● **Task brief**: Below are some records: retype them all exactly, but not the pictures.

Figure record listings
::::::::::

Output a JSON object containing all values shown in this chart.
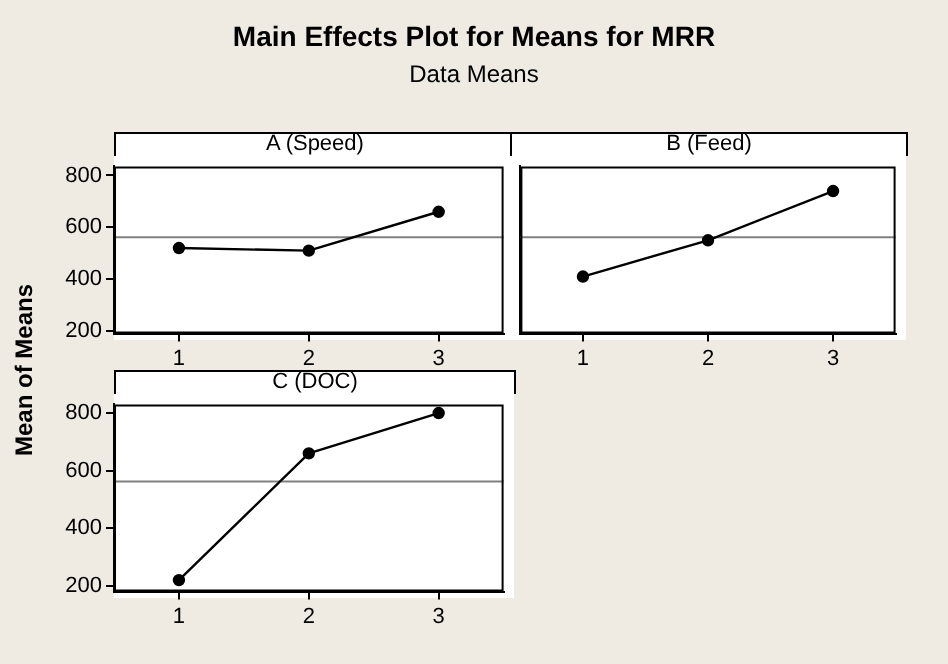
{
  "chart_data": [
    {
      "type": "line",
      "title": "A (Speed)",
      "annotations": [
        "Main Effects Plot for Means for MRR",
        "Data Means"
      ],
      "ylabel": "Mean of Means",
      "categories": [
        "1",
        "2",
        "3"
      ],
      "series": [
        {
          "color": "#000000",
          "values": [
            520,
            510,
            660
          ]
        }
      ],
      "ylim": [
        190,
        835
      ],
      "yticks": [
        200,
        400,
        600,
        800
      ],
      "ref_lines": [
        {
          "axis": "y",
          "value": 562,
          "color": "#808080"
        }
      ],
      "grid": false,
      "legend": false,
      "marker": "circle",
      "line_style": "solid"
    },
    {
      "type": "line",
      "title": "B (Feed)",
      "categories": [
        "1",
        "2",
        "3"
      ],
      "series": [
        {
          "color": "#000000",
          "values": [
            410,
            550,
            740
          ]
        }
      ],
      "ylim": [
        190,
        835
      ],
      "yticks": [
        200,
        400,
        600,
        800
      ],
      "ref_lines": [
        {
          "axis": "y",
          "value": 562,
          "color": "#808080"
        }
      ],
      "grid": false,
      "legend": false,
      "marker": "circle",
      "line_style": "solid",
      "tick_labels": "x"
    },
    {
      "type": "line",
      "title": "C (DOC)",
      "categories": [
        "1",
        "2",
        "3"
      ],
      "series": [
        {
          "color": "#000000",
          "values": [
            220,
            660,
            800
          ]
        }
      ],
      "ylim": [
        180,
        830
      ],
      "yticks": [
        200,
        400,
        600,
        800
      ],
      "ref_lines": [
        {
          "axis": "y",
          "value": 562,
          "color": "#808080"
        }
      ],
      "grid": false,
      "legend": false,
      "marker": "circle",
      "line_style": "solid"
    }
  ]
}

::::::::::

● **Solution to the exercise**:
Output a JSON object containing all values shown in this chart.
{
  "chart_data": [
    {
      "type": "line",
      "title": "A (Speed)",
      "annotations": [
        "Main Effects Plot for Means for MRR",
        "Data Means"
      ],
      "ylabel": "Mean of Means",
      "categories": [
        "1",
        "2",
        "3"
      ],
      "series": [
        {
          "color": "#000000",
          "values": [
            520,
            510,
            660
          ]
        }
      ],
      "ylim": [
        190,
        835
      ],
      "yticks": [
        200,
        400,
        600,
        800
      ],
      "ref_lines": [
        {
          "axis": "y",
          "value": 562,
          "color": "#808080"
        }
      ],
      "grid": false,
      "legend": false,
      "marker": "circle",
      "line_style": "solid"
    },
    {
      "type": "line",
      "title": "B (Feed)",
      "categories": [
        "1",
        "2",
        "3"
      ],
      "series": [
        {
          "color": "#000000",
          "values": [
            410,
            550,
            740
          ]
        }
      ],
      "ylim": [
        190,
        835
      ],
      "yticks": [
        200,
        400,
        600,
        800
      ],
      "ref_lines": [
        {
          "axis": "y",
          "value": 562,
          "color": "#808080"
        }
      ],
      "grid": false,
      "legend": false,
      "marker": "circle",
      "line_style": "solid",
      "tick_labels": "x"
    },
    {
      "type": "line",
      "title": "C (DOC)",
      "categories": [
        "1",
        "2",
        "3"
      ],
      "series": [
        {
          "color": "#000000",
          "values": [
            220,
            660,
            800
          ]
        }
      ],
      "ylim": [
        180,
        830
      ],
      "yticks": [
        200,
        400,
        600,
        800
      ],
      "ref_lines": [
        {
          "axis": "y",
          "value": 562,
          "color": "#808080"
        }
      ],
      "grid": false,
      "legend": false,
      "marker": "circle",
      "line_style": "solid"
    }
  ]
}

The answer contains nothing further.